--- START Selected excerpt ---
Defence Force First Home Buyer Guide: How ADF Members Buy Their First Home in Queensland & Victoria (2026)




By Chaice Paterson, CEO & Founder, Low Deposit Homes | Updated June 2026

If you serve in the Army, Navy or Air Force — permanent, Reserve, or transitioning out — you can stack more first-home help than almost any other buyer in Australia, and most members never use half of it. On top of the civilian first home buyer schemes every Australian can access (the 5% Deposit Scheme with no LMI, the First Home Owner Grant, and full stamp duty exemptions on new builds in Queensland), ADF members get three Defence-specific benefits: DHOAS (the Defence Home Ownership Assistance Scheme — a monthly subsidy paid onto your home loan interest, worth up to roughly $980 a month at the top tier), HPAS (a one-off $16,949 before-tax payment toward your first home), and HPSEA (reimbursement of buying and selling costs when you’re posted). The catch most members hit isn’t eligibility — it’s that no one shows them how these stack together, and which lenders actually understand them. That’s what we do. This guide walks through every benefit, how they combine, and where to buy near the major South East Queensland and Victorian bases.

What home-buying help can ADF members actually get?

There are two separate “buckets” of assistance, and the power comes from using both at once:

Bucket 1 — the civilian first home buyer stack (every Australian gets these):
5% Deposit Scheme — buy with a 5% deposit and pay no Lenders Mortgage Insurance, because the government guarantees the rest. On an $850,000 build that’s roughly a $42,500 deposit instead of $170,000, and no five-figure LMI premium.
First Home Owner Grant — $30,000 in Queensland (reducing to $15,000 for contracts signed from 1 July 2026) and $10,000 in Victoria, on new builds under $750,000.
Stamp duty exemption — Queensland charges $0 stamp duty for first home buyers on new builds with no upper price cap; Victoria gives a full exemption where the dutiable value is under $600,000 (and at construction stage, only the land value is counted).
First Home Super Saver Scheme — release up to $50,000 of voluntary super contributions to boost your deposit.

Bucket 2 — the Defence benefits (on top of the above):
DHOAS — a monthly government subsidy paid directly onto your home loan to reduce what you pay.
HPAS — a one-off $16,949 (before tax) lump sum toward your first home.
HPSEA — reimbursement of costs when a posting makes you buy or sell.

The civilian schemes and the Defence schemes sit in separate eligibility silos — qualifying for one doesn’t reduce the other. That’s the core insight: a serving member buying their first home in Queensland can potentially combine the 5% Deposit Scheme, $0 stamp duty, DHOAS and HPAS on the same purchase.

What is DHOAS and how much is it worth?
--- END Selected excerpt ---
--- START Extracted entries ---
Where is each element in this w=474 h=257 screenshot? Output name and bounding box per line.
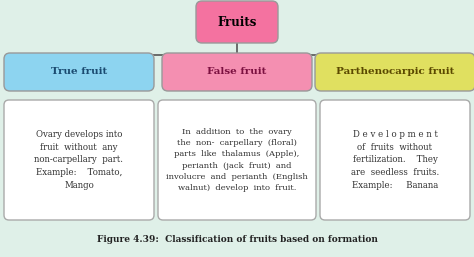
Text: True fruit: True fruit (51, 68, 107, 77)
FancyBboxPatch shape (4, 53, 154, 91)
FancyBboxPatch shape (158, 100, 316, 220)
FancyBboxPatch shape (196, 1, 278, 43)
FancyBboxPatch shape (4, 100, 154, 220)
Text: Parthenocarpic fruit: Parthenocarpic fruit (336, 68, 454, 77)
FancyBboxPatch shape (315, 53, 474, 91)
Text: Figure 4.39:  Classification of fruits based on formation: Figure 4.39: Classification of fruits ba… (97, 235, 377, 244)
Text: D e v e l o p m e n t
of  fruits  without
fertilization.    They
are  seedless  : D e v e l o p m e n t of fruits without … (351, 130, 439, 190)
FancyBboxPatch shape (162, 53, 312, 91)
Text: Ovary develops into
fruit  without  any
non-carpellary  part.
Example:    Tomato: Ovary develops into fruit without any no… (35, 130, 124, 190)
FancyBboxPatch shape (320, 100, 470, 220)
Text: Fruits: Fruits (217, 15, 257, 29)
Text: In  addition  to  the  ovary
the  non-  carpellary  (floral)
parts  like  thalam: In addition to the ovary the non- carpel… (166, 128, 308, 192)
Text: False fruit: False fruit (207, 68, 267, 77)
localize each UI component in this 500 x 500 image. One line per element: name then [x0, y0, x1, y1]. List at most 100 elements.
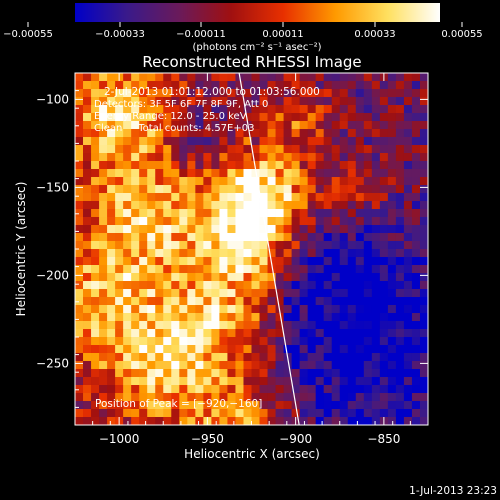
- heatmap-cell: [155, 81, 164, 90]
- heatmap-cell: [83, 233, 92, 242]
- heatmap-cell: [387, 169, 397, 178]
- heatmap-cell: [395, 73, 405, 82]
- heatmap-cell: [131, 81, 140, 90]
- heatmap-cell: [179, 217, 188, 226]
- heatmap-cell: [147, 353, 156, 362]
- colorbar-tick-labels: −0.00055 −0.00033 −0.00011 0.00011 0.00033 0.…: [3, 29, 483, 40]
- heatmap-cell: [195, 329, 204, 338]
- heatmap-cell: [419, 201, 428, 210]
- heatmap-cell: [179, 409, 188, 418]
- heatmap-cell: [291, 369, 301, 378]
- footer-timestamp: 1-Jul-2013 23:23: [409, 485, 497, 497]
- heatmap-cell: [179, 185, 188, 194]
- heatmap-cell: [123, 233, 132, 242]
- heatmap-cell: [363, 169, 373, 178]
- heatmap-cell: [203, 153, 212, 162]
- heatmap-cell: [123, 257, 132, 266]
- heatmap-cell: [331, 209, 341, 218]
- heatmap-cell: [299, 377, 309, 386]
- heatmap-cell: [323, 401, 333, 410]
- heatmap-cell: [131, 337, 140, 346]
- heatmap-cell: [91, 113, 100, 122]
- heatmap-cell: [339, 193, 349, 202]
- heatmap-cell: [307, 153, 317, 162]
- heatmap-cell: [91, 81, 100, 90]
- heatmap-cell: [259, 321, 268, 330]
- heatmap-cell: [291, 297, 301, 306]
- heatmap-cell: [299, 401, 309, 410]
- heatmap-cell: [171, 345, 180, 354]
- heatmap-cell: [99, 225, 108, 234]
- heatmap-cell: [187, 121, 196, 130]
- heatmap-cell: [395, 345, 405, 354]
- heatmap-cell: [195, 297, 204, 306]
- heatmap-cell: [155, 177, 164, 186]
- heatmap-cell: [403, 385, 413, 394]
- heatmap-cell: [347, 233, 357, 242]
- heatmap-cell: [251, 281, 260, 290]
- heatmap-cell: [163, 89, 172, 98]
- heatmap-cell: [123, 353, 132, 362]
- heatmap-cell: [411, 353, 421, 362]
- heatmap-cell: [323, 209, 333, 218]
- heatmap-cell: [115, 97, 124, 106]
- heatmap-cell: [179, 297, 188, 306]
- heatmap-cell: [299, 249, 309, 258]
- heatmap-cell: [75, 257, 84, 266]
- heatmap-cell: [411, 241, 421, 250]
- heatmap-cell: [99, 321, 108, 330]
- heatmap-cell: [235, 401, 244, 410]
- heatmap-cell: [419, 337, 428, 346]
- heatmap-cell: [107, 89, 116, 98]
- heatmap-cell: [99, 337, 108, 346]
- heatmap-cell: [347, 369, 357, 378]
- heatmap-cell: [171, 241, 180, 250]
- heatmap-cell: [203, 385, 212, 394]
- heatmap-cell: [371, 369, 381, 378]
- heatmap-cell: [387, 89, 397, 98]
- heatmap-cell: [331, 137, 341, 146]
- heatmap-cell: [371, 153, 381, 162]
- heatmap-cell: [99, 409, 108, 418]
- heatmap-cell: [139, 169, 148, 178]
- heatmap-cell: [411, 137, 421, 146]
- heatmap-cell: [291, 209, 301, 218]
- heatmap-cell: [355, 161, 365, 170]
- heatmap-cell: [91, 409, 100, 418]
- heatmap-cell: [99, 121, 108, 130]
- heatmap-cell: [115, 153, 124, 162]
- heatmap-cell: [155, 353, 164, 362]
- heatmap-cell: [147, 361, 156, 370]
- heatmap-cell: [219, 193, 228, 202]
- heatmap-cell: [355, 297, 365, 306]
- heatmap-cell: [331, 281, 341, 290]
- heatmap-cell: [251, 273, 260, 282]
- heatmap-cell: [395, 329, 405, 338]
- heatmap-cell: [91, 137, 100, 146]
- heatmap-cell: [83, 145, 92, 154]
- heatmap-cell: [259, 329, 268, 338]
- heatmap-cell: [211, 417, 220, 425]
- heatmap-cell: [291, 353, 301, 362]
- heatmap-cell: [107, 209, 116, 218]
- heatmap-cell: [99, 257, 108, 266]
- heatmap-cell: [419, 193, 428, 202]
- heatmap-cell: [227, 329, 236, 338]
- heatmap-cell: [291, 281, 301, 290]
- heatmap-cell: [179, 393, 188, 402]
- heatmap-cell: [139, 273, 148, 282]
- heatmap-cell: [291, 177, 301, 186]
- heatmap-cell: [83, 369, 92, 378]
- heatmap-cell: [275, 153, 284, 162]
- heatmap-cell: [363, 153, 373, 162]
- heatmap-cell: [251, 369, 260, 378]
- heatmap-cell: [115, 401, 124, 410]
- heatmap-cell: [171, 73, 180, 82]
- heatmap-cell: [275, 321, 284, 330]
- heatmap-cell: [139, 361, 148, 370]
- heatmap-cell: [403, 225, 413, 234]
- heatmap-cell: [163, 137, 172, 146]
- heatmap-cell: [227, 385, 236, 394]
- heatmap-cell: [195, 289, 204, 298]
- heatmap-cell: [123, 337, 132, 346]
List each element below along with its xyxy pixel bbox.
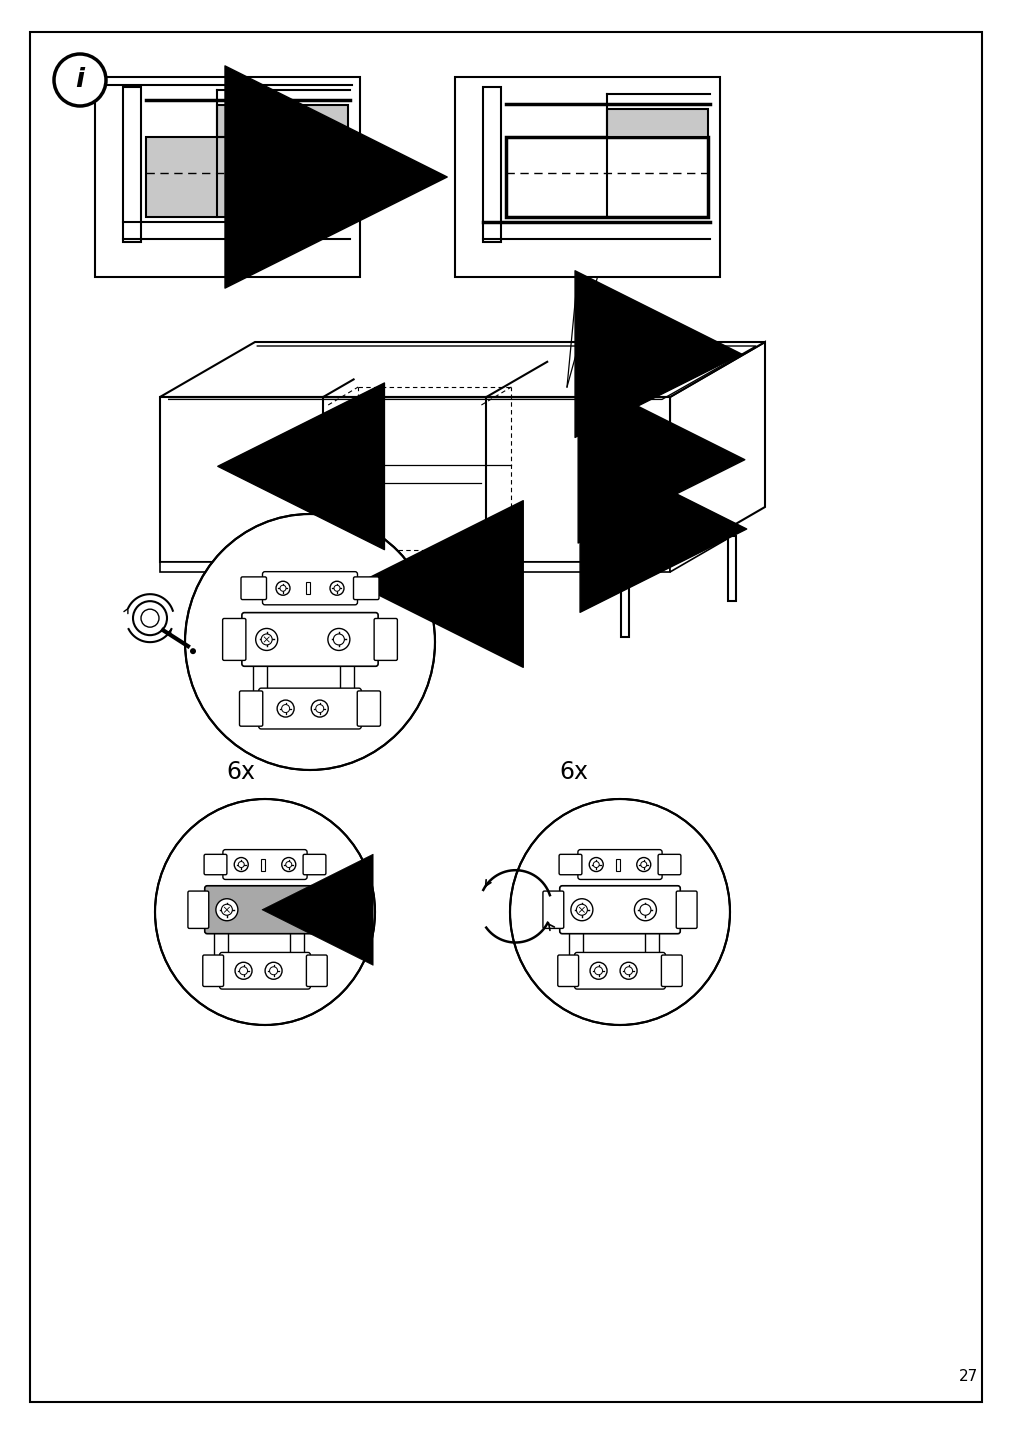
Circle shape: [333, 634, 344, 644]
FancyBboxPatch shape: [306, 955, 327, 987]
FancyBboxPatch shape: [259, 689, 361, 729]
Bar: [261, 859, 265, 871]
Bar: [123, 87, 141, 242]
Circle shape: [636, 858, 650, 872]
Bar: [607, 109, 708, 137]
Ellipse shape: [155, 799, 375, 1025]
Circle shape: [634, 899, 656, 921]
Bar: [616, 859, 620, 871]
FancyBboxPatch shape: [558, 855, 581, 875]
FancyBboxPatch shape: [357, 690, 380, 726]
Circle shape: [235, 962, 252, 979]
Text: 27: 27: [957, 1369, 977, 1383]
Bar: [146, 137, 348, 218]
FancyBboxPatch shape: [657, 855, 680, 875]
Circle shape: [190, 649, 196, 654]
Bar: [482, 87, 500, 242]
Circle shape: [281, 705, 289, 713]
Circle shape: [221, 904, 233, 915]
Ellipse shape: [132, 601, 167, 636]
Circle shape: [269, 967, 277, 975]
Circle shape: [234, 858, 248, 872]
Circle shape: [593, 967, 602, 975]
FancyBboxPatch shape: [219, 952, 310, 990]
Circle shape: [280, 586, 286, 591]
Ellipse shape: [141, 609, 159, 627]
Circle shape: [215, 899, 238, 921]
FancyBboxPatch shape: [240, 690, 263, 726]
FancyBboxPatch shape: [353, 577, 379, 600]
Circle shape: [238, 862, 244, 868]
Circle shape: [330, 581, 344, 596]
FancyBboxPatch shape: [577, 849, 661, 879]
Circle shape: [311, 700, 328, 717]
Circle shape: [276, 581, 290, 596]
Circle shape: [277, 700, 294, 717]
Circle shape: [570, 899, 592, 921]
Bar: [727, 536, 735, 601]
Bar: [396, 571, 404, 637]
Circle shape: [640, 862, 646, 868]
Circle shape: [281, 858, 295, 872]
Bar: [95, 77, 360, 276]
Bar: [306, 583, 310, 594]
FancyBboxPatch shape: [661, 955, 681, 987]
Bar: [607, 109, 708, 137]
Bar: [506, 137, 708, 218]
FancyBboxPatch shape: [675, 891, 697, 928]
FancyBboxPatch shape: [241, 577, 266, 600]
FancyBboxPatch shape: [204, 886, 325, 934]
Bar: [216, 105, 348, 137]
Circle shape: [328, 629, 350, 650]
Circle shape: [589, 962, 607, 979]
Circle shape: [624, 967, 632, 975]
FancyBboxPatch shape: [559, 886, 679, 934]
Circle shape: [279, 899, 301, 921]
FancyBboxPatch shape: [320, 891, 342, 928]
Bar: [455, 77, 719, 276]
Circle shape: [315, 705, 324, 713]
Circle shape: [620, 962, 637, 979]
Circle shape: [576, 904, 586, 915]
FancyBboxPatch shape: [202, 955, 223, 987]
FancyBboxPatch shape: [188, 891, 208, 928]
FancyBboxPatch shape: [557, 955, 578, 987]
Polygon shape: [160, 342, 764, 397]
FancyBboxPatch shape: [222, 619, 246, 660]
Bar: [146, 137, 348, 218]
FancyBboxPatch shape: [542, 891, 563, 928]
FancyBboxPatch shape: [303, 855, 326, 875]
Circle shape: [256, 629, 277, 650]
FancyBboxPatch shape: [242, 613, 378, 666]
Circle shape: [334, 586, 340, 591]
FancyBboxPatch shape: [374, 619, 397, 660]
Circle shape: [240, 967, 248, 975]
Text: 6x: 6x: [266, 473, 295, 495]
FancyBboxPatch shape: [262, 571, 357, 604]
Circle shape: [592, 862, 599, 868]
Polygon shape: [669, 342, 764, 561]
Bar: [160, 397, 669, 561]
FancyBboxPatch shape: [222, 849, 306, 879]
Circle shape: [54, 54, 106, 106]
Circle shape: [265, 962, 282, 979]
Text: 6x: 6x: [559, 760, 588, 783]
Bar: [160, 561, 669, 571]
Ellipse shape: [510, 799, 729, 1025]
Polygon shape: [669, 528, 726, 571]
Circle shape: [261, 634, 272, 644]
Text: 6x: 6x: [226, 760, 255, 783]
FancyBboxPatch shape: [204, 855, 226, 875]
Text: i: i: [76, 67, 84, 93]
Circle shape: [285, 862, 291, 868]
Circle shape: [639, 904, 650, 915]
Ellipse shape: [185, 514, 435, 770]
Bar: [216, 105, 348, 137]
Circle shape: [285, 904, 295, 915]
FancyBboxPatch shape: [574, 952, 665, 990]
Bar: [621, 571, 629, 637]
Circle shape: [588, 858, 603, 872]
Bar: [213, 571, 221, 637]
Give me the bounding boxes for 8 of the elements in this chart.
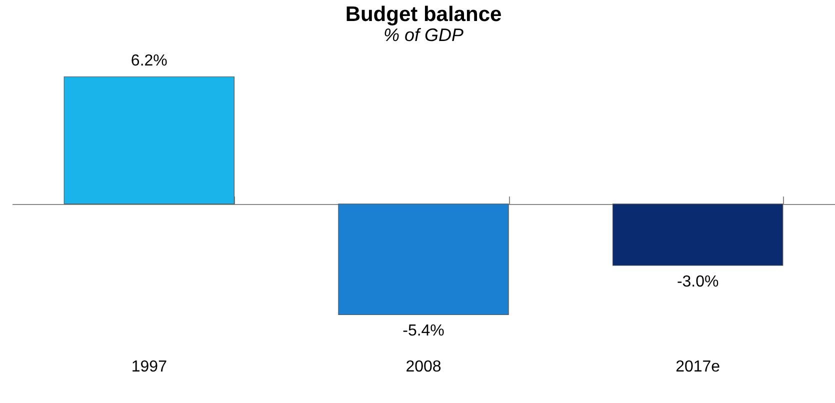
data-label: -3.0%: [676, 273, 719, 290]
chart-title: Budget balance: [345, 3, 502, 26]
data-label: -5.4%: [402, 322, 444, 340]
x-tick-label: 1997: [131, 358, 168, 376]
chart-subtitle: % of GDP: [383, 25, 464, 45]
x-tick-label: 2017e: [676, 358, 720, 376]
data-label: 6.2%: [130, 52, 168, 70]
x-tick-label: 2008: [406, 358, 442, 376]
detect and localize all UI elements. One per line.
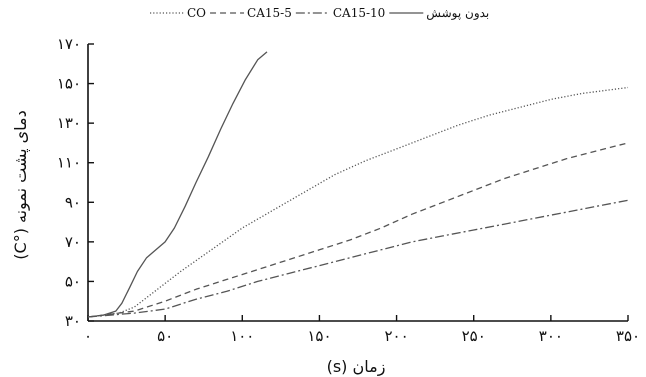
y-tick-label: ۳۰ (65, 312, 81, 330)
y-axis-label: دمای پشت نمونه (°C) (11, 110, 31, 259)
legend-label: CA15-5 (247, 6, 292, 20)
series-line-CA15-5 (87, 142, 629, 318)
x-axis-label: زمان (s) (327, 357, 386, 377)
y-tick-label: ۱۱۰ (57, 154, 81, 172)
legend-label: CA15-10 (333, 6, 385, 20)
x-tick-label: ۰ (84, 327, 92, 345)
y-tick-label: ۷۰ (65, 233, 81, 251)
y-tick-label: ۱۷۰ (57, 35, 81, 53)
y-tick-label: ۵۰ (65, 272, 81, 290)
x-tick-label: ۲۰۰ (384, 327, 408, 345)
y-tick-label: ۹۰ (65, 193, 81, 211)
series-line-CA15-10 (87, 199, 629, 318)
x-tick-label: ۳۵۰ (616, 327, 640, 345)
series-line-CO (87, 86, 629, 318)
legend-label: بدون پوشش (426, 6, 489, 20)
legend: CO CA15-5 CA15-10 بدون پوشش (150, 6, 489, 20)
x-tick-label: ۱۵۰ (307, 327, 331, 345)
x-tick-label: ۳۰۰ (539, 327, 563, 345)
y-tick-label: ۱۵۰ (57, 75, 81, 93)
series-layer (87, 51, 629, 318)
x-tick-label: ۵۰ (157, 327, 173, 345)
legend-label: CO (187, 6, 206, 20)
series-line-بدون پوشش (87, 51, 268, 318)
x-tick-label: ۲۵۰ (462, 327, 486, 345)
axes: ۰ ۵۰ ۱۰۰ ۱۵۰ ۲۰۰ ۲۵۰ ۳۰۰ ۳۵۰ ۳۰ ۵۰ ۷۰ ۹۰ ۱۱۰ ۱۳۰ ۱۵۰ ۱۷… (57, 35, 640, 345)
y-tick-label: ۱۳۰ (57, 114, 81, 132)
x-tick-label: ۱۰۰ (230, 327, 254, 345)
--- END Extracted entries ---
# Problems to work on
1. In the guide for Defence Force first home buyers, how much is the one-off HPAS payment toward a first home?
2. Print the passage of the Defence Force home buyer guide from "HPSEA — reimbursement" to "the same purchase.".
3. Proceed with the Defence Force first home buyer guide from the point where it stops.

# Task-by-task outputs
1. $16,949, before tax.

2.
HPSEA — reimbursement of costs when a posting makes you buy or sell.

The civilian schemes and the Defence schemes sit in separate eligibility silos — qualifying for one doesn’t reduce the other. That’s the core insight: a serving member buying their first home in Queensland can potentially combine the 5% Deposit Scheme, $0 stamp duty, DHOAS and HPAS on the same purchase.

3.
DHOAS pays a monthly subsidy onto the interest of your home loan, for as long as you hold an eligible loan and meet the scheme conditions. The amount depends on your subsidy tier, which is set by how long you’ve served, and on your loan balance up to a subsidised loan limit.

For the 2025–26 year, the subsidised loan limits — the portion of your loan that can attract a subsidy — are:
Tier 1 (from 2 years permanent / 4 years Reserve service): loans up to $413,690
Tier 2 (from 4 years permanent / 8 years Reserve): loans up to $620,535
Tier 3 (from 8 years permanent / 12 years Reserve): loans up to $827,380

These limits are 40%, 60% and 80% of the national Average House Price ($1,034,225 as at 1 July 2025), reviewed each financial year. The actual monthly subsidy dollar figure moves with interest rates — at recent median rates the maximum monthly subsidy has sat around $490 (Tier 1), $736 (Tier 2) and $981 (Tier 3), but treat those as live estimates that rise and fall with rates, not fixed amounts. Over the life of a loan the subsidy can add up to a very significant sum. Eligibility runs through the Department of Veterans’ Affairs (DVA), who issue your subsidy certificate; you then take that to a DHOAS-approved lender.

What is HPAS, and who can get it?

HPAS (Home Purchase Assistance Scheme) is a one-off lump sum of $16,949 before tax, paid once per career, to help permanent ADF members buy or build their first home in their current posting location. Key conditions: you must be a permanent member (Reservists aren’t eligible for HPAS), you must intend to live in the home as your principal residence for at least 12 months, and you can’t have received HPAS before. It’s treated as taxable income, so your take-home depends on your marginal rate — commonly around $11,000–$12,000 in the hand. Because it’s tied to your posting location, HPAS pairs naturally with buying near your base — which is exactly where we build.

What is HPSEA?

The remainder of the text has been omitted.